> SET PROBLEM: Copy all the material below, exactly as it stands.

> DATASET RECORDS:
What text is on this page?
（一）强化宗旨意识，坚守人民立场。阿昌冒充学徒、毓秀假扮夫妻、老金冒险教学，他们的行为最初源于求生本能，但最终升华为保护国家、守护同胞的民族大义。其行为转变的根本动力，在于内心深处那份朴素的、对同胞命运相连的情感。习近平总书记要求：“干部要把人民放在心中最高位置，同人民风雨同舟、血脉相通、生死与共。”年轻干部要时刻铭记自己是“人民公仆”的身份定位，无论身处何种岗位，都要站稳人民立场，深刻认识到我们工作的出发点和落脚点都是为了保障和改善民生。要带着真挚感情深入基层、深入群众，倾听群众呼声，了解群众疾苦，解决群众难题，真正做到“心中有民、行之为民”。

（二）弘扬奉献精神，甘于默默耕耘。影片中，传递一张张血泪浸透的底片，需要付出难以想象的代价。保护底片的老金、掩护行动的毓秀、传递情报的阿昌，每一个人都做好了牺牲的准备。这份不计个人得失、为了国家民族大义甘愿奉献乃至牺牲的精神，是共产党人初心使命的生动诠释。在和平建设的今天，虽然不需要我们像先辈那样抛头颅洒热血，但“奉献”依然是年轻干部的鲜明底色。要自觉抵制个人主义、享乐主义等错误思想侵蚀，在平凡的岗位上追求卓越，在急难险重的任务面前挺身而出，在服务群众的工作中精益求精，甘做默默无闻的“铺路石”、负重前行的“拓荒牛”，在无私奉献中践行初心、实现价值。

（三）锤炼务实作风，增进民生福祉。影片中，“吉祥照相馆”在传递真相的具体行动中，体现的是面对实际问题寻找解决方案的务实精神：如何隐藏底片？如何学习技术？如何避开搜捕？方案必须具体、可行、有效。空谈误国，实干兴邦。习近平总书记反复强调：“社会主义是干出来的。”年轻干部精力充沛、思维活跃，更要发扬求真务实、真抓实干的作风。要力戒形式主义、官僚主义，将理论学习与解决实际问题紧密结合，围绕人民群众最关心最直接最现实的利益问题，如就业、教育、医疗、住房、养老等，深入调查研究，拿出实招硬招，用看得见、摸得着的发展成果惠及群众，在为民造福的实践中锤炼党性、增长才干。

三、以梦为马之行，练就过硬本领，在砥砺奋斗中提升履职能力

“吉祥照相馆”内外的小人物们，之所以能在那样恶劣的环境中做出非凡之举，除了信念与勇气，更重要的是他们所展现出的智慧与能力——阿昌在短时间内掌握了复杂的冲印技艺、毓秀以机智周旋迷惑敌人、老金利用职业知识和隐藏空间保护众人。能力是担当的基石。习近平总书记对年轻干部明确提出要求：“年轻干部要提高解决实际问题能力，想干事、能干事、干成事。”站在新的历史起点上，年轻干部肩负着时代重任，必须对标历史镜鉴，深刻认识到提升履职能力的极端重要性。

> RESULT:
What text is on this page?
（一）强化宗旨意识，坚守人民立场。阿昌冒充学徒、毓秀假扮夫妻、老金冒险教学，他们的行为最初源于求生本能，但最终升华为保护国家、守护同胞的民族大义。其行为转变的根本动力，在于内心深处那份朴素的、对同胞命运相连的情感。习近平总书记要求：“干部要把人民放在心中最高位置，同人民风雨同舟、血脉相通、生死与共。”年轻干部要时刻铭记自己是“人民公仆”的身份定位，无论身处何种岗位，都要站稳人民立场，深刻认识到我们工作的出发点和落脚点都是为了保障和改善民生。要带着真挚感情深入基层、深入群众，倾听群众呼声，了解群众疾苦，解决群众难题，真正做到“心中有民、行之为民”。

（二）弘扬奉献精神，甘于默默耕耘。影片中，传递一张张血泪浸透的底片，需要付出难以想象的代价。保护底片的老金、掩护行动的毓秀、传递情报的阿昌，每一个人都做好了牺牲的准备。这份不计个人得失、为了国家民族大义甘愿奉献乃至牺牲的精神，是共产党人初心使命的生动诠释。在和平建设的今天，虽然不需要我们像先辈那样抛头颅洒热血，但“奉献”依然是年轻干部的鲜明底色。要自觉抵制个人主义、享乐主义等错误思想侵蚀，在平凡的岗位上追求卓越，在急难险重的任务面前挺身而出，在服务群众的工作中精益求精，甘做默默无闻的“铺路石”、负重前行的“拓荒牛”，在无私奉献中践行初心、实现价值。

（三）锤炼务实作风，增进民生福祉。影片中，“吉祥照相馆”在传递真相的具体行动中，体现的是面对实际问题寻找解决方案的务实精神：如何隐藏底片？如何学习技术？如何避开搜捕？方案必须具体、可行、有效。空谈误国，实干兴邦。习近平总书记反复强调：“社会主义是干出来的。”年轻干部精力充沛、思维活跃，更要发扬求真务实、真抓实干的作风。要力戒形式主义、官僚主义，将理论学习与解决实际问题紧密结合，围绕人民群众最关心最直接最现实的利益问题，如就业、教育、医疗、住房、养老等，深入调查研究，拿出实招硬招，用看得见、摸得着的发展成果惠及群众，在为民造福的实践中锤炼党性、增长才干。

三、以梦为马之行，练就过硬本领，在砥砺奋斗中提升履职能力

“吉祥照相馆”内外的小人物们，之所以能在那样恶劣的环境中做出非凡之举，除了信念与勇气，更重要的是他们所展现出的智慧与能力——阿昌在短时间内掌握了复杂的冲印技艺、毓秀以机智周旋迷惑敌人、老金利用职业知识和隐藏空间保护众人。能力是担当的基石。习近平总书记对年轻干部明确提出要求：“年轻干部要提高解决实际问题能力，想干事、能干事、干成事。”站在新的历史起点上，年轻干部肩负着时代重任，必须对标历史镜鉴，深刻认识到提升履职能力的极端重要性。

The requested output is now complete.